─── Dataset rows

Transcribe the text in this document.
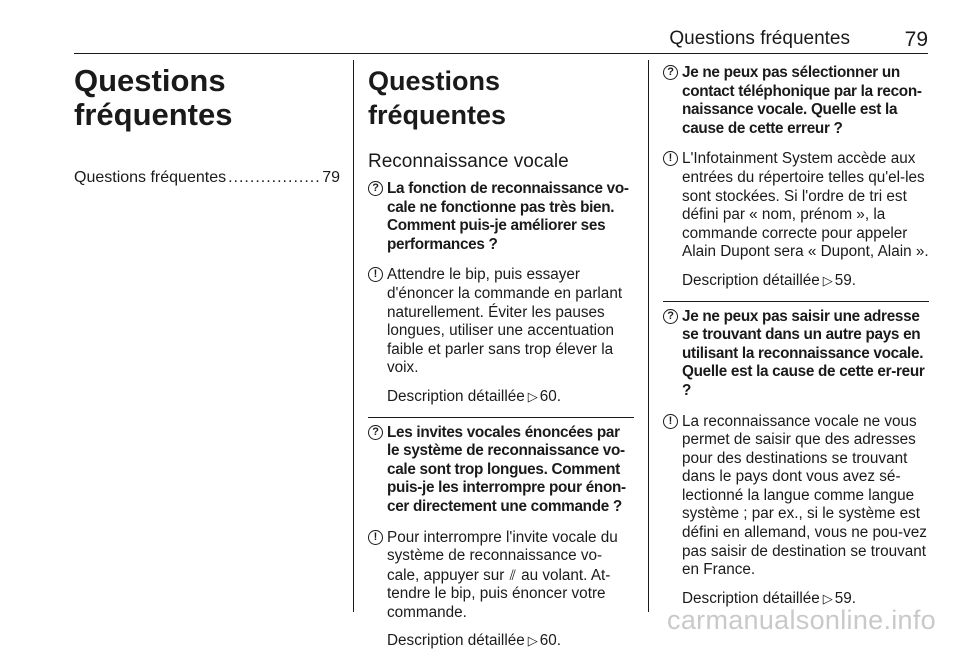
Questions fréquentes	79
Questions
fréquentes
Questions fréquentes
.....	79
Questions fréquentes
Reconnaissance vocale
? La fonction de reconnaissance vo-cale ne fonctionne pas très bien. Comment puis-je améliorer ses performances ?
! Attendre le bip, puis essayer d'énoncer la commande en parlant naturellement. Éviter les pauses longues, utiliser une accentuation faible et parler sans trop élever la voix.
Description détaillée ▷ 60.
? Les invites vocales énoncées par le système de reconnaissance vo-cale sont trop longues. Comment puis-je les interrompre pour énon-cer directement une commande ?
! Pour interrompre l'invite vocale du système de reconnaissance vo-cale, appuyer sur ⫽ au volant. At-tendre le bip, puis énoncer votre commande.
Description détaillée ▷ 60.
? Je ne peux pas sélectionner un contact téléphonique par la recon-naissance vocale. Quelle est la cause de cette erreur ?
! L'Infotainment System accède aux entrées du répertoire telles qu'el-les sont stockées. Si l'ordre de tri est défini par « nom, prénom », la commande correcte pour appeler Alain Dupont sera « Dupont, Alain ».
Description détaillée ▷ 59.
? Je ne peux pas saisir une adresse se trouvant dans un autre pays en utilisant la reconnaissance vocale. Quelle est la cause de cette er-reur ?
! La reconnaissance vocale ne vous permet de saisir que des adresses pour des destinations se trouvant dans le pays dont vous avez sé-lectionné la langue comme langue système ; par ex., si le système est défini en allemand, vous ne pou-vez pas saisir de destination se trouvant en France.
Description détaillée ▷ 59.
carmanualsonline.info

──────

Search the records for the word "longues" and copy every line where it occurs.

■ Solution for this problem ■
! Attendre le bip, puis essayer d'énoncer la commande en parlant naturellement. Éviter les pauses longues, utiliser une accentuation faible et parler sans trop élever la voix.
? Les invites vocales énoncées par le système de reconnaissance vo-cale sont trop longues. Comment puis-je les interrompre pour énon-cer directement une commande ?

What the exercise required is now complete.